— START Data supplied —

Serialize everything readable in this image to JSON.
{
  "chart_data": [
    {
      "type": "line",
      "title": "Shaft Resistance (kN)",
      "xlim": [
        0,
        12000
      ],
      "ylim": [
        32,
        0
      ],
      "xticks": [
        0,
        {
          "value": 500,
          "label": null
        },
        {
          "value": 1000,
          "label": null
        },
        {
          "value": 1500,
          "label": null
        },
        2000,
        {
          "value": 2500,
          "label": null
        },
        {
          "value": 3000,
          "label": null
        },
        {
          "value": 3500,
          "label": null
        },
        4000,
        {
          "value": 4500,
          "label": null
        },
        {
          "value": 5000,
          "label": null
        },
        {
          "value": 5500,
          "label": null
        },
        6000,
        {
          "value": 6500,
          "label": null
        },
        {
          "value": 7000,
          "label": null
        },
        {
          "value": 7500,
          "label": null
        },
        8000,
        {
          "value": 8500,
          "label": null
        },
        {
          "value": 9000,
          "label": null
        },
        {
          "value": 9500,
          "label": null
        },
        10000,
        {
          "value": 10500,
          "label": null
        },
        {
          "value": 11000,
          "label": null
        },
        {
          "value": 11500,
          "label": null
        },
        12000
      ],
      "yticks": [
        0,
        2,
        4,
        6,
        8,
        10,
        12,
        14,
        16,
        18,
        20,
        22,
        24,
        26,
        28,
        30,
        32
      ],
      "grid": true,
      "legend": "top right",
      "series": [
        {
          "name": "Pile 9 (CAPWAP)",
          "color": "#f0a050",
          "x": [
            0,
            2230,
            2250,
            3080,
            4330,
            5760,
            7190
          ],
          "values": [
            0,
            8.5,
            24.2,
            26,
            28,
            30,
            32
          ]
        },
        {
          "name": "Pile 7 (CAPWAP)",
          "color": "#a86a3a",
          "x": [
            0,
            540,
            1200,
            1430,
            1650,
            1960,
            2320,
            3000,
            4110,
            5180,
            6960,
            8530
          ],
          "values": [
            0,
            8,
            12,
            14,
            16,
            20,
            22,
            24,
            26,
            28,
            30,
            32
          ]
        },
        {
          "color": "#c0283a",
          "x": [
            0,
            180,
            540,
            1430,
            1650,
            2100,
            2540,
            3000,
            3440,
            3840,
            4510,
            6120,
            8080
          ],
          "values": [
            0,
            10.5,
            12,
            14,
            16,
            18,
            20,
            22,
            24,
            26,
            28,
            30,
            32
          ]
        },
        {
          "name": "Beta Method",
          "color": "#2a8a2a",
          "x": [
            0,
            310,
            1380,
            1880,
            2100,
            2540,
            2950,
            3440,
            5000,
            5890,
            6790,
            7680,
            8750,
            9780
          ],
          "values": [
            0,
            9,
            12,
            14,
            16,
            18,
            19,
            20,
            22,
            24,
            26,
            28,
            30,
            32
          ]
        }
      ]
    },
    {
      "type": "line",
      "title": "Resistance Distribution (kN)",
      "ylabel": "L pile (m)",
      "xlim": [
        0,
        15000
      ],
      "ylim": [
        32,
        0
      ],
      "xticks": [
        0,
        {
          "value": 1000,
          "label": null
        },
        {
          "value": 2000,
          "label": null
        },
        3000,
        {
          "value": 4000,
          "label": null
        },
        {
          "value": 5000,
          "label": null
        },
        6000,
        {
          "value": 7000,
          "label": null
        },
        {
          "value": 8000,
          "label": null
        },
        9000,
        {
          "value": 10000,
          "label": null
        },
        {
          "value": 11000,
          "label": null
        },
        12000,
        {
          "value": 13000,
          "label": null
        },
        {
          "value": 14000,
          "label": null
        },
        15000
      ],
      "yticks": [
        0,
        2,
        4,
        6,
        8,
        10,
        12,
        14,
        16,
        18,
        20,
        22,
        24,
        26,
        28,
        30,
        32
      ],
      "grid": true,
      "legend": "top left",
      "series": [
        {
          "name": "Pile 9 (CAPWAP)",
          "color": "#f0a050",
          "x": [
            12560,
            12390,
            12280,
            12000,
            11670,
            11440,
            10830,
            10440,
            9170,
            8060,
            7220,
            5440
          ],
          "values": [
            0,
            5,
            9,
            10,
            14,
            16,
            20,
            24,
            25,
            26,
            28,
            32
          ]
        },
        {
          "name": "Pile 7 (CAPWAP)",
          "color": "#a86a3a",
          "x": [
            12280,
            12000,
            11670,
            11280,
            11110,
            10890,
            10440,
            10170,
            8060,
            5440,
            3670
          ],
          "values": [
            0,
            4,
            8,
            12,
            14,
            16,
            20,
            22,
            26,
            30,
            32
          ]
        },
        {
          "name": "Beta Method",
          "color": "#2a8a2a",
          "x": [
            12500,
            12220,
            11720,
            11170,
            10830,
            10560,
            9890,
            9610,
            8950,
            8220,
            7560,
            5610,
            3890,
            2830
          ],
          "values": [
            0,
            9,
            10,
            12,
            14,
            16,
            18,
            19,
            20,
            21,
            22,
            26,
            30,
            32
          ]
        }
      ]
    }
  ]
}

— END Data supplied —

Pull out all lines from the entries above that include the word "title".

*Problem solution*:
      "title": "Shaft Resistance (kN)",
      "title": "Resistance Distribution (kN)",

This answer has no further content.